• _Input data_:
....................

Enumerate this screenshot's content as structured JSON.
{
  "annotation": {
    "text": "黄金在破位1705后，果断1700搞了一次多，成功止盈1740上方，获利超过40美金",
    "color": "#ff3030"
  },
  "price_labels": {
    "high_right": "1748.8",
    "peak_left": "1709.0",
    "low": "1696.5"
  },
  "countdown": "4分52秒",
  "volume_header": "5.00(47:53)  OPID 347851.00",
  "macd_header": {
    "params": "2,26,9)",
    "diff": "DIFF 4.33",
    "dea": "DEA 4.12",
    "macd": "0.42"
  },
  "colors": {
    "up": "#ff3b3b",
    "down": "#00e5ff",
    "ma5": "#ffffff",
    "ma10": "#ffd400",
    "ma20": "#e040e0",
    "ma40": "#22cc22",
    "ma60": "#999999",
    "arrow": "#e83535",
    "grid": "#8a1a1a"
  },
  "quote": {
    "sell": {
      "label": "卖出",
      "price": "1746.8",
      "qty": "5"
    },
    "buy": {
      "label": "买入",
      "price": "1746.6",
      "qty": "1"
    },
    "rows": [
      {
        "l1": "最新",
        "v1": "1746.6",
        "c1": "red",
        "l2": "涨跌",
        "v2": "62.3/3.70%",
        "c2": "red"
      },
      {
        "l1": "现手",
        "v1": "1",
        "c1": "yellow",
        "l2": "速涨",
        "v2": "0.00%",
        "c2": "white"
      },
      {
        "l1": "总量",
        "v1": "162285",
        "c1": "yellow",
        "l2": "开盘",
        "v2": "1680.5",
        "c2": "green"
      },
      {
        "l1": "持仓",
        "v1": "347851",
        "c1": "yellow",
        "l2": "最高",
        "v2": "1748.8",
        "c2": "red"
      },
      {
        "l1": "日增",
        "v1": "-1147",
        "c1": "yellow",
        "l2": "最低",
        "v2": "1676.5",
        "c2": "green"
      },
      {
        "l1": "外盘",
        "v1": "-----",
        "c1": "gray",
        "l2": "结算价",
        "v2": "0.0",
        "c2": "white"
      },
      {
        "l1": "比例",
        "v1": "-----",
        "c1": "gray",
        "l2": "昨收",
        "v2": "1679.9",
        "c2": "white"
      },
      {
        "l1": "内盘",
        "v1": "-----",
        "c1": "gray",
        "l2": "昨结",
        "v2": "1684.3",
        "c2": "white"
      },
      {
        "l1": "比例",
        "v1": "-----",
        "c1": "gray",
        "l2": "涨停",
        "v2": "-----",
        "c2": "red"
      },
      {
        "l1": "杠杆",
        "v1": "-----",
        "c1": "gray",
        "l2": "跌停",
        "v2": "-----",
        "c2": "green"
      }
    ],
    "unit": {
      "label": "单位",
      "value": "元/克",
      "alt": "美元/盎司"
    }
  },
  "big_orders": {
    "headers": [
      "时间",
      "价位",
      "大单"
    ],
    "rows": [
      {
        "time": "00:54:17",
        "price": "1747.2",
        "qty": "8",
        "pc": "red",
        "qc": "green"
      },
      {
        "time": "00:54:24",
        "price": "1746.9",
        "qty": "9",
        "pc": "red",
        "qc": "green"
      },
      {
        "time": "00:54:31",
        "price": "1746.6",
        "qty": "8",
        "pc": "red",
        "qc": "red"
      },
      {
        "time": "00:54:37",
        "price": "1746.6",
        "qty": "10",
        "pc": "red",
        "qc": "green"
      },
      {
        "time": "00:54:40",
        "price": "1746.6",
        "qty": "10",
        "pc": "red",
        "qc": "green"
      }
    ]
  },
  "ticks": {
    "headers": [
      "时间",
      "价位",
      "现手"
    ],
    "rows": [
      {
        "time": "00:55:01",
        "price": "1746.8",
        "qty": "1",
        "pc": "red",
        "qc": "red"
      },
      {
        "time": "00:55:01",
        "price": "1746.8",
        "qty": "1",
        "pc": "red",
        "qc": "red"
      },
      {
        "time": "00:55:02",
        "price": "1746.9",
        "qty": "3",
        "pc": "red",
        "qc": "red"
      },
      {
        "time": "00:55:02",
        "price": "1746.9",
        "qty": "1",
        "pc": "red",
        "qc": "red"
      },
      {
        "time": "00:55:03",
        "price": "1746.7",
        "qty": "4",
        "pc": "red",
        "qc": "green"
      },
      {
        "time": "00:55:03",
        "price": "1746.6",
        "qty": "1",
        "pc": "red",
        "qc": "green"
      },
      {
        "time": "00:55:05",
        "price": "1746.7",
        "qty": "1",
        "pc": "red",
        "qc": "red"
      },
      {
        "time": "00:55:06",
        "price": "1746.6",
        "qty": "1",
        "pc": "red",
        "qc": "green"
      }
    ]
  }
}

....................

• _Exercise details_: Repeat every record, exactly as written.

• _Exercise solution_:
Enumerate this screenshot's content as structured JSON.
{
  "annotation": {
    "text": "黄金在破位1705后，果断1700搞了一次多，成功止盈1740上方，获利超过40美金",
    "color": "#ff3030"
  },
  "price_labels": {
    "high_right": "1748.8",
    "peak_left": "1709.0",
    "low": "1696.5"
  },
  "countdown": "4分52秒",
  "volume_header": "5.00(47:53)  OPID 347851.00",
  "macd_header": {
    "params": "2,26,9)",
    "diff": "DIFF 4.33",
    "dea": "DEA 4.12",
    "macd": "0.42"
  },
  "colors": {
    "up": "#ff3b3b",
    "down": "#00e5ff",
    "ma5": "#ffffff",
    "ma10": "#ffd400",
    "ma20": "#e040e0",
    "ma40": "#22cc22",
    "ma60": "#999999",
    "arrow": "#e83535",
    "grid": "#8a1a1a"
  },
  "quote": {
    "sell": {
      "label": "卖出",
      "price": "1746.8",
      "qty": "5"
    },
    "buy": {
      "label": "买入",
      "price": "1746.6",
      "qty": "1"
    },
    "rows": [
      {
        "l1": "最新",
        "v1": "1746.6",
        "c1": "red",
        "l2": "涨跌",
        "v2": "62.3/3.70%",
        "c2": "red"
      },
      {
        "l1": "现手",
        "v1": "1",
        "c1": "yellow",
        "l2": "速涨",
        "v2": "0.00%",
        "c2": "white"
      },
      {
        "l1": "总量",
        "v1": "162285",
        "c1": "yellow",
        "l2": "开盘",
        "v2": "1680.5",
        "c2": "green"
      },
      {
        "l1": "持仓",
        "v1": "347851",
        "c1": "yellow",
        "l2": "最高",
        "v2": "1748.8",
        "c2": "red"
      },
      {
        "l1": "日增",
        "v1": "-1147",
        "c1": "yellow",
        "l2": "最低",
        "v2": "1676.5",
        "c2": "green"
      },
      {
        "l1": "外盘",
        "v1": "-----",
        "c1": "gray",
        "l2": "结算价",
        "v2": "0.0",
        "c2": "white"
      },
      {
        "l1": "比例",
        "v1": "-----",
        "c1": "gray",
        "l2": "昨收",
        "v2": "1679.9",
        "c2": "white"
      },
      {
        "l1": "内盘",
        "v1": "-----",
        "c1": "gray",
        "l2": "昨结",
        "v2": "1684.3",
        "c2": "white"
      },
      {
        "l1": "比例",
        "v1": "-----",
        "c1": "gray",
        "l2": "涨停",
        "v2": "-----",
        "c2": "red"
      },
      {
        "l1": "杠杆",
        "v1": "-----",
        "c1": "gray",
        "l2": "跌停",
        "v2": "-----",
        "c2": "green"
      }
    ],
    "unit": {
      "label": "单位",
      "value": "元/克",
      "alt": "美元/盎司"
    }
  },
  "big_orders": {
    "headers": [
      "时间",
      "价位",
      "大单"
    ],
    "rows": [
      {
        "time": "00:54:17",
        "price": "1747.2",
        "qty": "8",
        "pc": "red",
        "qc": "green"
      },
      {
        "time": "00:54:24",
        "price": "1746.9",
        "qty": "9",
        "pc": "red",
        "qc": "green"
      },
      {
        "time": "00:54:31",
        "price": "1746.6",
        "qty": "8",
        "pc": "red",
        "qc": "red"
      },
      {
        "time": "00:54:37",
        "price": "1746.6",
        "qty": "10",
        "pc": "red",
        "qc": "green"
      },
      {
        "time": "00:54:40",
        "price": "1746.6",
        "qty": "10",
        "pc": "red",
        "qc": "green"
      }
    ]
  },
  "ticks": {
    "headers": [
      "时间",
      "价位",
      "现手"
    ],
    "rows": [
      {
        "time": "00:55:01",
        "price": "1746.8",
        "qty": "1",
        "pc": "red",
        "qc": "red"
      },
      {
        "time": "00:55:01",
        "price": "1746.8",
        "qty": "1",
        "pc": "red",
        "qc": "red"
      },
      {
        "time": "00:55:02",
        "price": "1746.9",
        "qty": "3",
        "pc": "red",
        "qc": "red"
      },
      {
        "time": "00:55:02",
        "price": "1746.9",
        "qty": "1",
        "pc": "red",
        "qc": "red"
      },
      {
        "time": "00:55:03",
        "price": "1746.7",
        "qty": "4",
        "pc": "red",
        "qc": "green"
      },
      {
        "time": "00:55:03",
        "price": "1746.6",
        "qty": "1",
        "pc": "red",
        "qc": "green"
      },
      {
        "time": "00:55:05",
        "price": "1746.7",
        "qty": "1",
        "pc": "red",
        "qc": "red"
      },
      {
        "time": "00:55:06",
        "price": "1746.6",
        "qty": "1",
        "pc": "red",
        "qc": "green"
      }
    ]
  }
}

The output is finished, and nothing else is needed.